══ Exercise inputs
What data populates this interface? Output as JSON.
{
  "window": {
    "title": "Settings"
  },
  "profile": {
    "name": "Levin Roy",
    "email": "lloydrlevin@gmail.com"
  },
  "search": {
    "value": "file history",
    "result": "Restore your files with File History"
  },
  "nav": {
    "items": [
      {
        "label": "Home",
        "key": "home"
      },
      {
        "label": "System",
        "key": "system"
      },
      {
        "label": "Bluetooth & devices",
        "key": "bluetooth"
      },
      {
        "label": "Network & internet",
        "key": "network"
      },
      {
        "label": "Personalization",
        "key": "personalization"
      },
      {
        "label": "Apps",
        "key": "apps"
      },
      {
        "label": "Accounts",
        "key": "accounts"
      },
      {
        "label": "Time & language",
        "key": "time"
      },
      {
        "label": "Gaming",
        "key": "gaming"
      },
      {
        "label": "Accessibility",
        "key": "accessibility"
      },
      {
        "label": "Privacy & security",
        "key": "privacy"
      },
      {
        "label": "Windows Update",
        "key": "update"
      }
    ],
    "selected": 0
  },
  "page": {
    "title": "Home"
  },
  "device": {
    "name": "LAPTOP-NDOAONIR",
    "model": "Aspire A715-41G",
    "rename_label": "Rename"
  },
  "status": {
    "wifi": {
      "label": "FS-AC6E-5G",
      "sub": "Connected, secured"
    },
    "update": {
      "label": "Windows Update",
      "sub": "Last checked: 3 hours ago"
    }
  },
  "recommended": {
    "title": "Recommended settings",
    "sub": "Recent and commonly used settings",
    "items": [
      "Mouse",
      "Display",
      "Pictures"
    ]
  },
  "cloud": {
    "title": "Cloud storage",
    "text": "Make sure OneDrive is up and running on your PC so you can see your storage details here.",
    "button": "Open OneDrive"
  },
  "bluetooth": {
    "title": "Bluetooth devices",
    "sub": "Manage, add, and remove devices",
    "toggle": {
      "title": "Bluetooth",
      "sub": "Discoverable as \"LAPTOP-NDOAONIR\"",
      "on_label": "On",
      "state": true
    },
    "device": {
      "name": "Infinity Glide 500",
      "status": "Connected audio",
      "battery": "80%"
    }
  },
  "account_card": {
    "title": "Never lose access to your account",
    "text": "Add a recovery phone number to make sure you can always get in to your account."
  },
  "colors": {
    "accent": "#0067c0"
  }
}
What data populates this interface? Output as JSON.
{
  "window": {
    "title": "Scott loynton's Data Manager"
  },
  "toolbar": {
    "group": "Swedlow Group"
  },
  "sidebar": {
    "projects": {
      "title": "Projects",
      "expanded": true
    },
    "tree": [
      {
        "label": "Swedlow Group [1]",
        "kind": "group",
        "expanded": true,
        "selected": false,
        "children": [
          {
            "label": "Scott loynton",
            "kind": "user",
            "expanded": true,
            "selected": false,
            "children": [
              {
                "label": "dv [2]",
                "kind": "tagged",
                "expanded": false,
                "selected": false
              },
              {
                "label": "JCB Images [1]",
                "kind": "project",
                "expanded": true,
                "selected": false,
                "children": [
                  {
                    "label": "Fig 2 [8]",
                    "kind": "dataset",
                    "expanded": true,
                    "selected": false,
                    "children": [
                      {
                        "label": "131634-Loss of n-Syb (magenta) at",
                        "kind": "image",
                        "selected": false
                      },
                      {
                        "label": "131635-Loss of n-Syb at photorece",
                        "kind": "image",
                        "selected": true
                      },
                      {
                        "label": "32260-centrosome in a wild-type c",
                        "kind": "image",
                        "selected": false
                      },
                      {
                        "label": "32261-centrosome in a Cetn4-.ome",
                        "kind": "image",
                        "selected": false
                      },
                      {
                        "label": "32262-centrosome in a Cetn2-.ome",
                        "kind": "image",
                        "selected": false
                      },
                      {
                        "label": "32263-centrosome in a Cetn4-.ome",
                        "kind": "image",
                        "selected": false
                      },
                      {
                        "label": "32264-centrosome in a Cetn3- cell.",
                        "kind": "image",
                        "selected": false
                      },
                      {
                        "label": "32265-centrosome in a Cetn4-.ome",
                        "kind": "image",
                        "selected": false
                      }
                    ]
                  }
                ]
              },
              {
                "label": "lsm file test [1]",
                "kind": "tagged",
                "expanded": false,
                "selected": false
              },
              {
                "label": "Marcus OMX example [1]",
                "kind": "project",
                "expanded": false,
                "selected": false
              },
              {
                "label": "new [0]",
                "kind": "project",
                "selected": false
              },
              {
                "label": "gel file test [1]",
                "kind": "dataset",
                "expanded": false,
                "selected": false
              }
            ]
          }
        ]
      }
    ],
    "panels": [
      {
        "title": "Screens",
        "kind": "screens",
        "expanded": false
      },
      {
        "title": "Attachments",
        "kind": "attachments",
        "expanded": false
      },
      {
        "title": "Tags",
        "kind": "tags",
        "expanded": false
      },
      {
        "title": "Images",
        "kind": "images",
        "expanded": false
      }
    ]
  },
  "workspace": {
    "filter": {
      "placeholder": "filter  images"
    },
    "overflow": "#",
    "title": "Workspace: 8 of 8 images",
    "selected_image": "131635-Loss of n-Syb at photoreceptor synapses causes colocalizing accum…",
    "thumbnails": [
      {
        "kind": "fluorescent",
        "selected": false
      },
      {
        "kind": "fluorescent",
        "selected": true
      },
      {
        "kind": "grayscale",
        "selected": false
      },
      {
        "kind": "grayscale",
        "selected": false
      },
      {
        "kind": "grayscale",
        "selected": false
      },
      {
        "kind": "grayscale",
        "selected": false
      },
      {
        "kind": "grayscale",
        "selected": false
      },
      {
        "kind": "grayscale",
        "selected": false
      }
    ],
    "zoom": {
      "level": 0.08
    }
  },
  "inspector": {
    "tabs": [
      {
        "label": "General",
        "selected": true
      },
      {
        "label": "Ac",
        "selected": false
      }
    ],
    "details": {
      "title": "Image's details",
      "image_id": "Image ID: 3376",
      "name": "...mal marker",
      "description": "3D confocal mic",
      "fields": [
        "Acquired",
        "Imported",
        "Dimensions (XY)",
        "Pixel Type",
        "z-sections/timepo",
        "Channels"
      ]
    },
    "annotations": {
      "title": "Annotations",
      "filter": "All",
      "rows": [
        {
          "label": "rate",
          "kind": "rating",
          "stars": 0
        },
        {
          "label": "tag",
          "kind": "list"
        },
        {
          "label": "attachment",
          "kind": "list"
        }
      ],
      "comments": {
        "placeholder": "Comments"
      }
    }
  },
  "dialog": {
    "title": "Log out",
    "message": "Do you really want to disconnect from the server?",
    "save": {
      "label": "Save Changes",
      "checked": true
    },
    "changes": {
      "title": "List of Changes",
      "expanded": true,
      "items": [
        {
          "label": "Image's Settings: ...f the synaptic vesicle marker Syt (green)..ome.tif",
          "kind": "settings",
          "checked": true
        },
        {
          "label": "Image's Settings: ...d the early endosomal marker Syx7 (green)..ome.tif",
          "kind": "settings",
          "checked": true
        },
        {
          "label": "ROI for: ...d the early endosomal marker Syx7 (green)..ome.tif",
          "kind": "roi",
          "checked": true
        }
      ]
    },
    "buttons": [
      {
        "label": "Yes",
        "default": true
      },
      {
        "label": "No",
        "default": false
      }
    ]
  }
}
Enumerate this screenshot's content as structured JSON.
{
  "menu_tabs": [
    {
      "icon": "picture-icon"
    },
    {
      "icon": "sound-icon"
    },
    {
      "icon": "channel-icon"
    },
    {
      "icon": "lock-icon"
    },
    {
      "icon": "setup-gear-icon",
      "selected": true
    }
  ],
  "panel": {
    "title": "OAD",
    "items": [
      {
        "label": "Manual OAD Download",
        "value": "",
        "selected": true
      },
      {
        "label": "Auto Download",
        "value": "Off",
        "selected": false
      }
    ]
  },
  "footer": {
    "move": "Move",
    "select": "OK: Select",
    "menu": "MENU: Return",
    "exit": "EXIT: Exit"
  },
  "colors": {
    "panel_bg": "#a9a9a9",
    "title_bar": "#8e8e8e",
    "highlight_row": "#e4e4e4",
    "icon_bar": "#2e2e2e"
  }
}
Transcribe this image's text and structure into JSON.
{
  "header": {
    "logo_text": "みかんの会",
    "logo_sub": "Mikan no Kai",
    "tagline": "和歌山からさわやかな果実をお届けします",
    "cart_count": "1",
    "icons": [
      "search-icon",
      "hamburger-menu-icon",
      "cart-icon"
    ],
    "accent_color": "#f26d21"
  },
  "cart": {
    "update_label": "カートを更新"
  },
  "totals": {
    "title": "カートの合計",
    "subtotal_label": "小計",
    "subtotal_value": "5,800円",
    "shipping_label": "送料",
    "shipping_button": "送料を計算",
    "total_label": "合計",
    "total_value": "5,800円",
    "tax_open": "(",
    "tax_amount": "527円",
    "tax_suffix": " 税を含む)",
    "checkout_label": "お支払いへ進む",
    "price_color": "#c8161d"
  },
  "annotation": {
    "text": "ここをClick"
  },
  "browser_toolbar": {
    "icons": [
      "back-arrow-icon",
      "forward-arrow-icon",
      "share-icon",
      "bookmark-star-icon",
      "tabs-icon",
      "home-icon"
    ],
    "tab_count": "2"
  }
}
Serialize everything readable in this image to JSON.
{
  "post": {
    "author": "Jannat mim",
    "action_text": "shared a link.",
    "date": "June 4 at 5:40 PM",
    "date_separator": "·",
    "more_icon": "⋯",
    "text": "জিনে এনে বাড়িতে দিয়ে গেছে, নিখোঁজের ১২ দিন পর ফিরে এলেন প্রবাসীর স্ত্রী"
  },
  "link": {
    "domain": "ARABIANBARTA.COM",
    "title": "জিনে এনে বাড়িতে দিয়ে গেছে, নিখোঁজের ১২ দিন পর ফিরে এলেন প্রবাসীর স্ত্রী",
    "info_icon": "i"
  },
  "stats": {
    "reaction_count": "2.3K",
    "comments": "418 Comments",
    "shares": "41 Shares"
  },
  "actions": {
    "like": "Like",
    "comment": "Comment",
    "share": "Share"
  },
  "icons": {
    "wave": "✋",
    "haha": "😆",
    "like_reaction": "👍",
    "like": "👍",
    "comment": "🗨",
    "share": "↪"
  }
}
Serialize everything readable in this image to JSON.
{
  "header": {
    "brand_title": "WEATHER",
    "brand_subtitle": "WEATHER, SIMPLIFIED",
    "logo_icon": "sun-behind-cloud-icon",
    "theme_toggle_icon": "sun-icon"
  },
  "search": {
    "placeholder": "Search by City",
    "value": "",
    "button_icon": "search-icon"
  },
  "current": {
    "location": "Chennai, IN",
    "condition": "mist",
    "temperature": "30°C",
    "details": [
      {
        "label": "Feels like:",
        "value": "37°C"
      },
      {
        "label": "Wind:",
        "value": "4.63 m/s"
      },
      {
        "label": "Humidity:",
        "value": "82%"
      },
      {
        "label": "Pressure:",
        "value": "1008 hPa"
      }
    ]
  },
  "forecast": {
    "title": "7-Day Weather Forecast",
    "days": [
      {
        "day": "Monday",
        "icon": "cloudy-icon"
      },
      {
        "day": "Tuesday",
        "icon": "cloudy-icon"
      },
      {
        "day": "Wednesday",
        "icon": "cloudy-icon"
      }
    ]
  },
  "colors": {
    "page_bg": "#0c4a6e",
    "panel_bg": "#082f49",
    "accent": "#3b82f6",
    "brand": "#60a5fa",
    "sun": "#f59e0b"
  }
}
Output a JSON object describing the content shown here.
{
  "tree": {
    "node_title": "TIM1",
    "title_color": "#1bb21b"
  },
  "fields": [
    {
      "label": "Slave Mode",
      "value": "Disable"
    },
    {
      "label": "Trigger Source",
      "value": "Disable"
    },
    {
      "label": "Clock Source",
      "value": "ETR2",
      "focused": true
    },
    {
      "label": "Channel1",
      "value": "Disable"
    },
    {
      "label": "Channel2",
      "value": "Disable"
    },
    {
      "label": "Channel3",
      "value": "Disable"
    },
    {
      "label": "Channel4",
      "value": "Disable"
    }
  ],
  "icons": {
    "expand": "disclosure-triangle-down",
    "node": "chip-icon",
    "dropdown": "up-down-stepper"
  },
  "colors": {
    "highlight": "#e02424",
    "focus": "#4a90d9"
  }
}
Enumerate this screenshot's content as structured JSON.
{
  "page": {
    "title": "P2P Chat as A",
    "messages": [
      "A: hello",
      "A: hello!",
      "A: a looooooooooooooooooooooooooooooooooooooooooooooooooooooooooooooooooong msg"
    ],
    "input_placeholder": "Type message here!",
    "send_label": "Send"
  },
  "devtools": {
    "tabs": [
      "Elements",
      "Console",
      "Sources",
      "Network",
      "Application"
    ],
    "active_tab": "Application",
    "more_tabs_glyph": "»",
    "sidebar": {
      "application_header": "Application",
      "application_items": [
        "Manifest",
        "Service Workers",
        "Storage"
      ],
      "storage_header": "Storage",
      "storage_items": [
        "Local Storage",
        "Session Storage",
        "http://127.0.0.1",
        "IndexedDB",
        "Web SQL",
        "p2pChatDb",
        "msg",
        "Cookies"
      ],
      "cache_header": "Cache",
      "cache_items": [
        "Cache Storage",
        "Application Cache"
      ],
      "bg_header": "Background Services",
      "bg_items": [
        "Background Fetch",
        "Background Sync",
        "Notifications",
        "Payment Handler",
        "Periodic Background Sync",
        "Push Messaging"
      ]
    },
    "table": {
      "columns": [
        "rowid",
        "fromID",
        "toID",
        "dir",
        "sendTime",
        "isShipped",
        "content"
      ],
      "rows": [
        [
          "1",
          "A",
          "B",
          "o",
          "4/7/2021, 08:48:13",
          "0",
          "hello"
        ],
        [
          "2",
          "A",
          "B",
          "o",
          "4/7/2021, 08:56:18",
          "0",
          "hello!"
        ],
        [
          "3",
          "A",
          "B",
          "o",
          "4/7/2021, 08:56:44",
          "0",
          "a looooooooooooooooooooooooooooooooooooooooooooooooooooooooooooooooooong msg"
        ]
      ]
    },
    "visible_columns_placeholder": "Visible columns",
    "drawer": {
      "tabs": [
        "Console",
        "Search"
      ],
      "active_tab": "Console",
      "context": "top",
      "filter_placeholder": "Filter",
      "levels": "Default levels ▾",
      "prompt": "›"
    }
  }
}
════
» Brief:
Check each line above for the string "NDOAONIR", then copy the ones that have it.

» Task result:
    "name": "LAPTOP-NDOAONIR",
      "sub": "Discoverable as \"LAPTOP-NDOAONIR\"",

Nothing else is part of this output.